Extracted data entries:
::::::::
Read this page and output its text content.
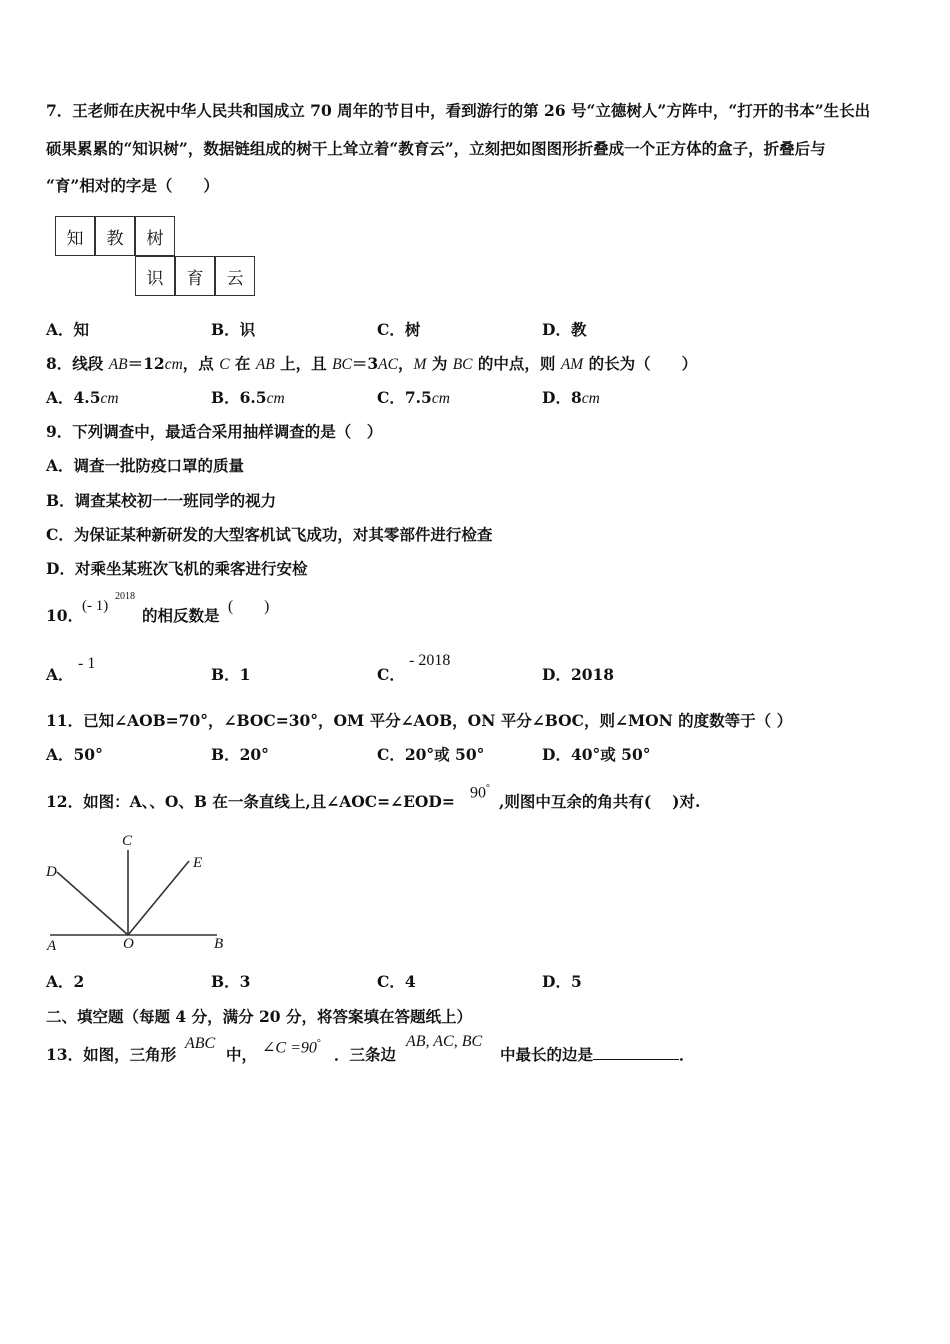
7．王老师在庆祝中华人民共和国成立 70 周年的节目中，看到游行的第 26 号“立德树人”方阵中，“打开的书本”生长出
硕果累累的“知识树”，数据链组成的树干上耸立着“教育云”，立刻把如图图形折叠成一个正方体的盒子，折叠后与
“育”相对的字是（　　）
知	教	树
识	育	云
A．知	B．识	C．树	D．教
8．线段 AB＝12cm，点 C 在 AB 上，且 BC＝3AC，M 为 BC 的中点，则 AM 的长为（　　）
A．4.5cm	B．6.5cm	C．7.5cm	D．8cm
9．下列调查中，最适合采用抽样调查的是（　）
A．调查一批防疫口罩的质量
B．调查某校初一一班同学的视力
C．为保证某种新研发的大型客机试飞成功，对其零部件进行检查
D．对乘坐某班次飞机的乘客进行安检
10．
(- 1)
2018
的相反数是 (　　)
A．
- 1
B．1	C．
- 2018
D．2018
11．已知∠AOB=70°，∠BOC=30°，OM 平分∠AOB，ON 平分∠BOC，则∠MON 的度数等于（ ）
A．50°	B．20°	C．20°或 50°	D．40°或 50°
12．如图：A、、O、B 在一条直线上,且∠AOC=∠EOD= 90°
,则图中互余的角共有(　 )对.
A	B
C
D
E
O
A．2	B．3	C．4	D．5
二、填空题（每题 4 分，满分 20 分，将答案填在答题纸上）
13．如图，三角形
ABC
中， ∠C =90°
．三条边
AB, AC, BC
中最长的边是	．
::::::::
* [What the task asks]
Restate every record exactly, please; do not copy the pictures.

* [Answer below]
Read this page and output its text content.
7．王老师在庆祝中华人民共和国成立 70 周年的节目中，看到游行的第 26 号“立德树人”方阵中，“打开的书本”生长出
硕果累累的“知识树”，数据链组成的树干上耸立着“教育云”，立刻把如图图形折叠成一个正方体的盒子，折叠后与
“育”相对的字是（　　）
知	教	树
识	育	云
A．知	B．识	C．树	D．教
8．线段 AB＝12cm，点 C 在 AB 上，且 BC＝3AC，M 为 BC 的中点，则 AM 的长为（　　）
A．4.5cm	B．6.5cm	C．7.5cm	D．8cm
9．下列调查中，最适合采用抽样调查的是（　）
A．调查一批防疫口罩的质量
B．调查某校初一一班同学的视力
C．为保证某种新研发的大型客机试飞成功，对其零部件进行检查
D．对乘坐某班次飞机的乘客进行安检
10．
(- 1)
2018
的相反数是 (　　)
A．
- 1
B．1	C．
- 2018
D．2018
11．已知∠AOB=70°，∠BOC=30°，OM 平分∠AOB，ON 平分∠BOC，则∠MON 的度数等于（ ）
A．50°	B．20°	C．20°或 50°	D．40°或 50°
12．如图：A、、O、B 在一条直线上,且∠AOC=∠EOD= 90°
,则图中互余的角共有(　 )对.
A	B
C
D
E
O
A．2	B．3	C．4	D．5
二、填空题（每题 4 分，满分 20 分，将答案填在答题纸上）
13．如图，三角形
ABC
中， ∠C =90°
．三条边
AB, AC, BC
中最长的边是	．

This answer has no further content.